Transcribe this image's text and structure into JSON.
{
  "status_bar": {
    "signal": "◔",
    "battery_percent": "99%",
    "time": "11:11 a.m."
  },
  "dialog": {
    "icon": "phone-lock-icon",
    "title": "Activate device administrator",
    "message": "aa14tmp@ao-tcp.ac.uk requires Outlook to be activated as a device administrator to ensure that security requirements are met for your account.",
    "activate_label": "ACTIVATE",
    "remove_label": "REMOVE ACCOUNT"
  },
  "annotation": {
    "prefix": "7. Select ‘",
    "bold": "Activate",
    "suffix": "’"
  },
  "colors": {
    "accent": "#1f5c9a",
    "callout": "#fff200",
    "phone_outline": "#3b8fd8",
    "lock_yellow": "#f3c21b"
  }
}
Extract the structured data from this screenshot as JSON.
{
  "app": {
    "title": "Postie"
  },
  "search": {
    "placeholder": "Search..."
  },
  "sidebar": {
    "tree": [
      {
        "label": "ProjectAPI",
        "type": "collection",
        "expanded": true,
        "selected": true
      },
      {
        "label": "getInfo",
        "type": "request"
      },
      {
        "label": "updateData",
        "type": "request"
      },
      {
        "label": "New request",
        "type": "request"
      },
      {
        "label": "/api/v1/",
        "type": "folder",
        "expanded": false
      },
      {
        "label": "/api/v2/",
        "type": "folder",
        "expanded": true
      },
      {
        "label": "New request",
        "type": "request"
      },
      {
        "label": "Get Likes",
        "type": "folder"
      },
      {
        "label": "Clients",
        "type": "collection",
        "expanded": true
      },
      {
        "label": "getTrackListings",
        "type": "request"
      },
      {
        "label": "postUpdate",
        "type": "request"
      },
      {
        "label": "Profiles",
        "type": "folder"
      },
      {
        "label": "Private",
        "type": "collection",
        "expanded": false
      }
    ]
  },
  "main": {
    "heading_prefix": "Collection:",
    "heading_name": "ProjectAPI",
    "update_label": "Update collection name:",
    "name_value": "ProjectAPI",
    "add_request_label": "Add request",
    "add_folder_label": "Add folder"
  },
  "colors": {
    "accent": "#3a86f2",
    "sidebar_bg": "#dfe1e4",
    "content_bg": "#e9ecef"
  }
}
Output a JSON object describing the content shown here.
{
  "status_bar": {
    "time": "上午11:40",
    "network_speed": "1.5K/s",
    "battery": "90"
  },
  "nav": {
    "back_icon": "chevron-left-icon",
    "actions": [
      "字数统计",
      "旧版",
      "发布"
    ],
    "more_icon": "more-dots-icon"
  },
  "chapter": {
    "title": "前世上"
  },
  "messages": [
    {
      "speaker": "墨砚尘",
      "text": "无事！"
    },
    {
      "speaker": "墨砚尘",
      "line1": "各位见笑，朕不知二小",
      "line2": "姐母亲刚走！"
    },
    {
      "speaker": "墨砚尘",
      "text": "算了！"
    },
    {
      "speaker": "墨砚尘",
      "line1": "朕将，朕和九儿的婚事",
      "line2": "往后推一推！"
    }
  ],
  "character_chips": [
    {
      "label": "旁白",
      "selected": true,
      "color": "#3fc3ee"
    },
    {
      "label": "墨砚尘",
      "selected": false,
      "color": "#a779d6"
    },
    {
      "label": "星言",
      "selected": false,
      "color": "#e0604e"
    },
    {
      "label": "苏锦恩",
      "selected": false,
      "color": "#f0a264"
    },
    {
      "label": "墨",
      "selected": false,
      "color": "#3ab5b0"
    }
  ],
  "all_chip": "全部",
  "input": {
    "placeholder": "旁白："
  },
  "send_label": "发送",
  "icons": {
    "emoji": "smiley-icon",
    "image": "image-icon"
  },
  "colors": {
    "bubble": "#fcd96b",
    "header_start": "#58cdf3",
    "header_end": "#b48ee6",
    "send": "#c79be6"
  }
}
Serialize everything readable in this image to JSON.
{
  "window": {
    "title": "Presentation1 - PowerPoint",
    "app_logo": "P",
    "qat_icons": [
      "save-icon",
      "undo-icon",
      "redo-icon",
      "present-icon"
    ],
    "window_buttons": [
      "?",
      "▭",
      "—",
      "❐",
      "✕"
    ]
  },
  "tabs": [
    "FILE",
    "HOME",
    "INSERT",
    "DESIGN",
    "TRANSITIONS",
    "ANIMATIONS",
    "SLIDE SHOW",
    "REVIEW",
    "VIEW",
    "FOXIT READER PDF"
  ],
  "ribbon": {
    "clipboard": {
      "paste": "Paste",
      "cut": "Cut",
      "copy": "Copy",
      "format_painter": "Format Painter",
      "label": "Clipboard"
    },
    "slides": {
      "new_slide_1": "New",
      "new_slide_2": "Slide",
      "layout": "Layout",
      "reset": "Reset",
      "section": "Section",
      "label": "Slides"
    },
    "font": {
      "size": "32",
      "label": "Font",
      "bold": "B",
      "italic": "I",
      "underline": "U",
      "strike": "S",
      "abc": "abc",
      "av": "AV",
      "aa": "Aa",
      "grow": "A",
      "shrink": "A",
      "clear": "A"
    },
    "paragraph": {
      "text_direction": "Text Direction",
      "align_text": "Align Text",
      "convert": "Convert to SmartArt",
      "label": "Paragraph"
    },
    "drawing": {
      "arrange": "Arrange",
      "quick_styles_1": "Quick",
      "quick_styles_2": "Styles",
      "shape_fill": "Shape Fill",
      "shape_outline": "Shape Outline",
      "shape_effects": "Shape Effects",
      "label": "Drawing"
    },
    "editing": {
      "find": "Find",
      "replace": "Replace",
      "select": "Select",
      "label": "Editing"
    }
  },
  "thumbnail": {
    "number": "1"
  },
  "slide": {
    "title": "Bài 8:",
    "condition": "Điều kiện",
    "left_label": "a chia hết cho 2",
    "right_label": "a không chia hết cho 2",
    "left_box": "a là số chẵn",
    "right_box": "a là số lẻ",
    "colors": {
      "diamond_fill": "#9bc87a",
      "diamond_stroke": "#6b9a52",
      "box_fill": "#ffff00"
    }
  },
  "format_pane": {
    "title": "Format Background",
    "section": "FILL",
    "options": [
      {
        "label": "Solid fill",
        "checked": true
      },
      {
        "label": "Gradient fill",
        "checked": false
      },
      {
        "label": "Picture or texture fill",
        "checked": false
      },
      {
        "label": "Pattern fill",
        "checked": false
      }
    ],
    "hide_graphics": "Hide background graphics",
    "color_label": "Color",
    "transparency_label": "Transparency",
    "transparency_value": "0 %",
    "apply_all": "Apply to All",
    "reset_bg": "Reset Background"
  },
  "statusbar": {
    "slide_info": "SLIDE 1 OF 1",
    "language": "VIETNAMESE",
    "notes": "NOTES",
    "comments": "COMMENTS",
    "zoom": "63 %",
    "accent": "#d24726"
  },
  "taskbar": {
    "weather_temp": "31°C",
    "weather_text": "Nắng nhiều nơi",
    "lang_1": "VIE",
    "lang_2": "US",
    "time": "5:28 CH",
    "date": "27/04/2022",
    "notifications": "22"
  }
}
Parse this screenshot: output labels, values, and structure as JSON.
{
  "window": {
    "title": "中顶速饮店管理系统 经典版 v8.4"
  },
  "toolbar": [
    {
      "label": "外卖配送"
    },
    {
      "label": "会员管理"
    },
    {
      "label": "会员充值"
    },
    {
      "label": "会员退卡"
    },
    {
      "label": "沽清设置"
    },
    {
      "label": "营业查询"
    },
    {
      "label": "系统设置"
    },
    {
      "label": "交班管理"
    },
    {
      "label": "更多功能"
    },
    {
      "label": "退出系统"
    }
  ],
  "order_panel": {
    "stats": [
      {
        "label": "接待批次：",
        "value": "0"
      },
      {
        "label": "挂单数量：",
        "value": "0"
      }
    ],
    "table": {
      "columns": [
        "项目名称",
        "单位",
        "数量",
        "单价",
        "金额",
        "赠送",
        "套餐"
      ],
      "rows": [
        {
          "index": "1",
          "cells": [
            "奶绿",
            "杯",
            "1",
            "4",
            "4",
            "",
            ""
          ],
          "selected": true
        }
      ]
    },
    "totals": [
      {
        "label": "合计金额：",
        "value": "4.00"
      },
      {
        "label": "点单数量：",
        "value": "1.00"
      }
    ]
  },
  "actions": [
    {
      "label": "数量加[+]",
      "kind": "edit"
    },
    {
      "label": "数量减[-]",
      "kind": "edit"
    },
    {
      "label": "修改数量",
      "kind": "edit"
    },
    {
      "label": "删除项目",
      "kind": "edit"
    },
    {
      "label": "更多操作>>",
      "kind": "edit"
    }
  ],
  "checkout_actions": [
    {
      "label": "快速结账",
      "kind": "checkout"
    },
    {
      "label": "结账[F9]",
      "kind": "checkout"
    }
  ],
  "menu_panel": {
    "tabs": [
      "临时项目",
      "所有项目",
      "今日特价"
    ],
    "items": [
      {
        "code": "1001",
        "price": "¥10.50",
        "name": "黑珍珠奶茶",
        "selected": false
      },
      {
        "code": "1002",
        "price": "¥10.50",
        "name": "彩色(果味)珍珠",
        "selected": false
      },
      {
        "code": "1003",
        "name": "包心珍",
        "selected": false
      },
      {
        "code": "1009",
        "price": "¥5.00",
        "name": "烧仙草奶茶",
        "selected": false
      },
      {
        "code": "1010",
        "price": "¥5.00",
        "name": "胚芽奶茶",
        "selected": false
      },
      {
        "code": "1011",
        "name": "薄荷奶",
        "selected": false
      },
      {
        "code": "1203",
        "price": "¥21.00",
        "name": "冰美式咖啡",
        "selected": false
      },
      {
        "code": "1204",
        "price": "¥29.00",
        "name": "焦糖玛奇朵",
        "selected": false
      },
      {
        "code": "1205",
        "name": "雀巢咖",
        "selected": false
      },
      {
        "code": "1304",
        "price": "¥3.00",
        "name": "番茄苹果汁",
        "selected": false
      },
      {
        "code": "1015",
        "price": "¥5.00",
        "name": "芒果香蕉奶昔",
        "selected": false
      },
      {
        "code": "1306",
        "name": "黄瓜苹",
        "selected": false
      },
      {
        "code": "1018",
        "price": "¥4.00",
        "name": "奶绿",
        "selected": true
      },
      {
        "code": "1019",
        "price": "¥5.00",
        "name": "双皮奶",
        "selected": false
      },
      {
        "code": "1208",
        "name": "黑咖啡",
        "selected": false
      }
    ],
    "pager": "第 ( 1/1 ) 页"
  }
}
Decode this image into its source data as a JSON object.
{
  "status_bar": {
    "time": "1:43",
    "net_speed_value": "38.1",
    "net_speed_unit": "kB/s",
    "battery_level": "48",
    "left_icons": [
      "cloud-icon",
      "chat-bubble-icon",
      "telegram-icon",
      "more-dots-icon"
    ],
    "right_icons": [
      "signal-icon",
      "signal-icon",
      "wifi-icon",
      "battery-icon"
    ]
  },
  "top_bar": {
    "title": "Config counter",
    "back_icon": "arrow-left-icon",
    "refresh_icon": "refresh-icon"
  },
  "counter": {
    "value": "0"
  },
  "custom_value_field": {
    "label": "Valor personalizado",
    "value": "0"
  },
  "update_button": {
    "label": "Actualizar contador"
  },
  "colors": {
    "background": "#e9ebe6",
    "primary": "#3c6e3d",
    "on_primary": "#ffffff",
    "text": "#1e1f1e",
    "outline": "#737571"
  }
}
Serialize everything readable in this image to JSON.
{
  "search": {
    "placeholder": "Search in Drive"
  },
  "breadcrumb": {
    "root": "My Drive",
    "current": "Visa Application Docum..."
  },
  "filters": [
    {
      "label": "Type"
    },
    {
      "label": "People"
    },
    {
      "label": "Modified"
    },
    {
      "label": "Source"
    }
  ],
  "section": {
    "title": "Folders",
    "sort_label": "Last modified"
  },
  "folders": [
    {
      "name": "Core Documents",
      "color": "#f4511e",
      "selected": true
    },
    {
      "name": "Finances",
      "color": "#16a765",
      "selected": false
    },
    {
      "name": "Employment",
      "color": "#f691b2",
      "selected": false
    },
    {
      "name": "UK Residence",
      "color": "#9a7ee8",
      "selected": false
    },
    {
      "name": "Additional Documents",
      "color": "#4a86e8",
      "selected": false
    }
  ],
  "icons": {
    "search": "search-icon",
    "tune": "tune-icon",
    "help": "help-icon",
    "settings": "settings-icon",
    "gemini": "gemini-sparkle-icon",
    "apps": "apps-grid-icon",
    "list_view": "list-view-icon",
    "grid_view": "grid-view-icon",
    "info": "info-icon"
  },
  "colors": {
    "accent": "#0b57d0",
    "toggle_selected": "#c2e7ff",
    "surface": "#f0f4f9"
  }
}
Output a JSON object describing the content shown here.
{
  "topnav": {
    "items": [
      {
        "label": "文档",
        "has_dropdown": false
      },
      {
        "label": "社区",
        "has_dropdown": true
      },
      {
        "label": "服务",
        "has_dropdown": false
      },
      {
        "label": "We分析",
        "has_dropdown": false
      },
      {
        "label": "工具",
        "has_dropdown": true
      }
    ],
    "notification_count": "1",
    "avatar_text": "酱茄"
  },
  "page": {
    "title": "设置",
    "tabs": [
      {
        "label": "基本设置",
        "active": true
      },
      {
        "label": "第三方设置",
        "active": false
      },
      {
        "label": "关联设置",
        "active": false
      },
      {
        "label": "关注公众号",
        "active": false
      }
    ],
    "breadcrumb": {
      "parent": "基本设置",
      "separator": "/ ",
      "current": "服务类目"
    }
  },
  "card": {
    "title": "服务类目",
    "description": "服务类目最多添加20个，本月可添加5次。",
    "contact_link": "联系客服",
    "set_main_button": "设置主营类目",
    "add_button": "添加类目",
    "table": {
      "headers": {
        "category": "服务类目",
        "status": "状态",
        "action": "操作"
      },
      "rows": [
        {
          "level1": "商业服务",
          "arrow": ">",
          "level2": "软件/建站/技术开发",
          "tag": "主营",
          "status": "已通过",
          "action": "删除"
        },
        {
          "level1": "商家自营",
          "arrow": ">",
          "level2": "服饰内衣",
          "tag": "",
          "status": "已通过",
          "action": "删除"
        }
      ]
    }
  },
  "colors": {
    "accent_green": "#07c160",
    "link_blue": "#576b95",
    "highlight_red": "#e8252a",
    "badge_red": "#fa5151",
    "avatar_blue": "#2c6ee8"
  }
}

Task statement:
How many of the lines above include the string "device"? Answer with the number only.

Result:
2